Dataset items:

☆ ☆ ☆ ☆ ☆ ☆ ☆

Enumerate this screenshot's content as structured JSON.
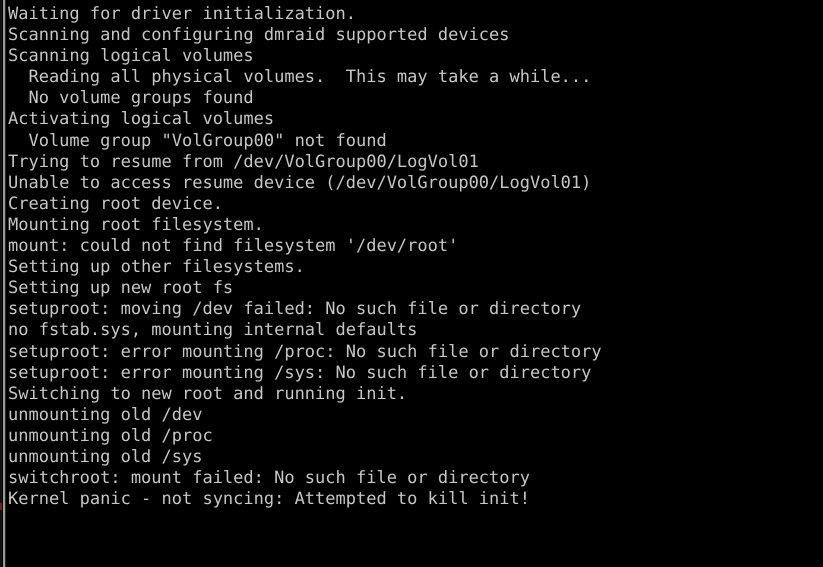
{
  "screen": {
    "kind": "linux-boot-console",
    "background_color": "#000000",
    "text_color": "#c6c6c6",
    "edge_rule_color": "#9a9a9a",
    "columns": 64,
    "rows": 26
  },
  "console": {
    "lines": [
      "Waiting for driver initialization.",
      "Scanning and configuring dmraid supported devices",
      "Scanning logical volumes",
      "  Reading all physical volumes.  This may take a while...",
      "  No volume groups found",
      "Activating logical volumes",
      "  Volume group \"VolGroup00\" not found",
      "Trying to resume from /dev/VolGroup00/LogVol01",
      "Unable to access resume device (/dev/VolGroup00/LogVol01)",
      "Creating root device.",
      "Mounting root filesystem.",
      "mount: could not find filesystem '/dev/root'",
      "Setting up other filesystems.",
      "Setting up new root fs",
      "setuproot: moving /dev failed: No such file or directory",
      "no fstab.sys, mounting internal defaults",
      "setuproot: error mounting /proc: No such file or directory",
      "setuproot: error mounting /sys: No such file or directory",
      "Switching to new root and running init.",
      "unmounting old /dev",
      "unmounting old /proc",
      "unmounting old /sys",
      "switchroot: mount failed: No such file or directory",
      "Kernel panic - not syncing: Attempted to kill init!"
    ]
  }
}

☆ ☆ ☆ ☆ ☆ ☆ ☆

(TO DO): Copy every line of the listing containing the string "proc".

(TASK SOLUTION):
      "setuproot: error mounting /proc: No such file or directory",
      "unmounting old /proc",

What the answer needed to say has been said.